What you have to do: Rename every "x-tick-label" in the rows below to "horizontal-tick-label". Leave everything else unchanged.

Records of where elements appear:
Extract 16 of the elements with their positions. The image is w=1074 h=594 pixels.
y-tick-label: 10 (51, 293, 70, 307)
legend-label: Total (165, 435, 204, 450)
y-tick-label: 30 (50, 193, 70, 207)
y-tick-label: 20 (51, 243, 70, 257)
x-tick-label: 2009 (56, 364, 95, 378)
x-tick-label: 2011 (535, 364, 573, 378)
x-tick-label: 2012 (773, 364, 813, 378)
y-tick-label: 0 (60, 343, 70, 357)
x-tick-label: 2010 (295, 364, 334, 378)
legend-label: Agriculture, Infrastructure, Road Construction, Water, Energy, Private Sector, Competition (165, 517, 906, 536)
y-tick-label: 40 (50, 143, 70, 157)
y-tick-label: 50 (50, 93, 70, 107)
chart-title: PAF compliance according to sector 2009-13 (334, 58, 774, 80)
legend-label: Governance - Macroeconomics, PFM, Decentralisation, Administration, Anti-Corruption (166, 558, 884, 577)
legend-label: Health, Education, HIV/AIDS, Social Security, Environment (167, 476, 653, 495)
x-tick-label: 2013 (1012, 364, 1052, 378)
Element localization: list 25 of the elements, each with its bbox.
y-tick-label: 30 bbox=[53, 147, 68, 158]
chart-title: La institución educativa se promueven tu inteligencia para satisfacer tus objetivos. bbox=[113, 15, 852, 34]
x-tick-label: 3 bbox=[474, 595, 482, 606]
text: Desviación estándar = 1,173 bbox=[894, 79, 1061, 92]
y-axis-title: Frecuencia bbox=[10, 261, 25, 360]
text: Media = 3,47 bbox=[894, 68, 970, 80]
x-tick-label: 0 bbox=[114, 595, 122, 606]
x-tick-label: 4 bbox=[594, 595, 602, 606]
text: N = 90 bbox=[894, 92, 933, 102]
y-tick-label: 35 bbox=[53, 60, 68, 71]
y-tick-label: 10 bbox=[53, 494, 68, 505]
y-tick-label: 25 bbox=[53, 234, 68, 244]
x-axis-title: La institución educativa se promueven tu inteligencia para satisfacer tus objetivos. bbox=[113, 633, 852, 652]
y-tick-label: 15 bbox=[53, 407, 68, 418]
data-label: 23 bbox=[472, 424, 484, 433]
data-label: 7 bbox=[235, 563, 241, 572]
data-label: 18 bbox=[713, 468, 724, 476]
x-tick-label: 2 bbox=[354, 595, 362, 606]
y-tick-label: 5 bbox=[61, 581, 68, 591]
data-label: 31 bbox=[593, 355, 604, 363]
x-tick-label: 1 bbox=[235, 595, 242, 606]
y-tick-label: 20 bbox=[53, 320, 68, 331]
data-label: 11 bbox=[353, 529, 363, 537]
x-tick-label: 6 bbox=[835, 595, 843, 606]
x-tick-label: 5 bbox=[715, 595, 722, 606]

Problem solution:
Extract 16 of the elements with their positions. The image is w=1074 h=594 pixels.
y-tick-label: 10 (51, 293, 70, 307)
legend-label: Total (165, 435, 204, 450)
y-tick-label: 30 (50, 193, 70, 207)
y-tick-label: 20 (51, 243, 70, 257)
horizontal-tick-label: 2009 (56, 364, 95, 378)
horizontal-tick-label: 2011 (535, 364, 573, 378)
horizontal-tick-label: 2012 (773, 364, 813, 378)
y-tick-label: 0 (60, 343, 70, 357)
horizontal-tick-label: 2010 (295, 364, 334, 378)
legend-label: Agriculture, Infrastructure, Road Construction, Water, Energy, Private Sector, Competition (165, 517, 906, 536)
y-tick-label: 40 (50, 143, 70, 157)
y-tick-label: 50 (50, 93, 70, 107)
chart-title: PAF compliance according to sector 2009-13 (334, 58, 774, 80)
legend-label: Governance - Macroeconomics, PFM, Decentralisation, Administration, Anti-Corruption (166, 558, 884, 577)
legend-label: Health, Education, HIV/AIDS, Social Security, Environment (167, 476, 653, 495)
horizontal-tick-label: 2013 (1012, 364, 1052, 378)
Element localization: list 25 of the elements, each with its bbox.
y-tick-label: 30 bbox=[53, 147, 68, 158]
chart-title: La institución educativa se promueven tu inteligencia para satisfacer tus objetivos. bbox=[113, 15, 852, 34]
horizontal-tick-label: 3 bbox=[474, 595, 482, 606]
text: Desviación estándar = 1,173 bbox=[894, 79, 1061, 92]
y-axis-title: Frecuencia bbox=[10, 261, 25, 360]
text: Media = 3,47 bbox=[894, 68, 970, 80]
horizontal-tick-label: 0 bbox=[114, 595, 122, 606]
horizontal-tick-label: 4 bbox=[594, 595, 602, 606]
text: N = 90 bbox=[894, 92, 933, 102]
y-tick-label: 35 bbox=[53, 60, 68, 71]
y-tick-label: 10 bbox=[53, 494, 68, 505]
y-tick-label: 25 bbox=[53, 234, 68, 244]
x-axis-title: La institución educativa se promueven tu inteligencia para satisfacer tus objetivos. bbox=[113, 633, 852, 652]
y-tick-label: 15 bbox=[53, 407, 68, 418]
data-label: 23 bbox=[472, 424, 484, 433]
data-label: 7 bbox=[235, 563, 241, 572]
data-label: 18 bbox=[713, 468, 724, 476]
horizontal-tick-label: 2 bbox=[354, 595, 362, 606]
y-tick-label: 5 bbox=[61, 581, 68, 591]
data-label: 31 bbox=[593, 355, 604, 363]
horizontal-tick-label: 1 bbox=[235, 595, 242, 606]
y-tick-label: 20 bbox=[53, 320, 68, 331]
data-label: 11 bbox=[353, 529, 363, 537]
horizontal-tick-label: 6 bbox=[835, 595, 843, 606]
horizontal-tick-label: 5 bbox=[715, 595, 722, 606]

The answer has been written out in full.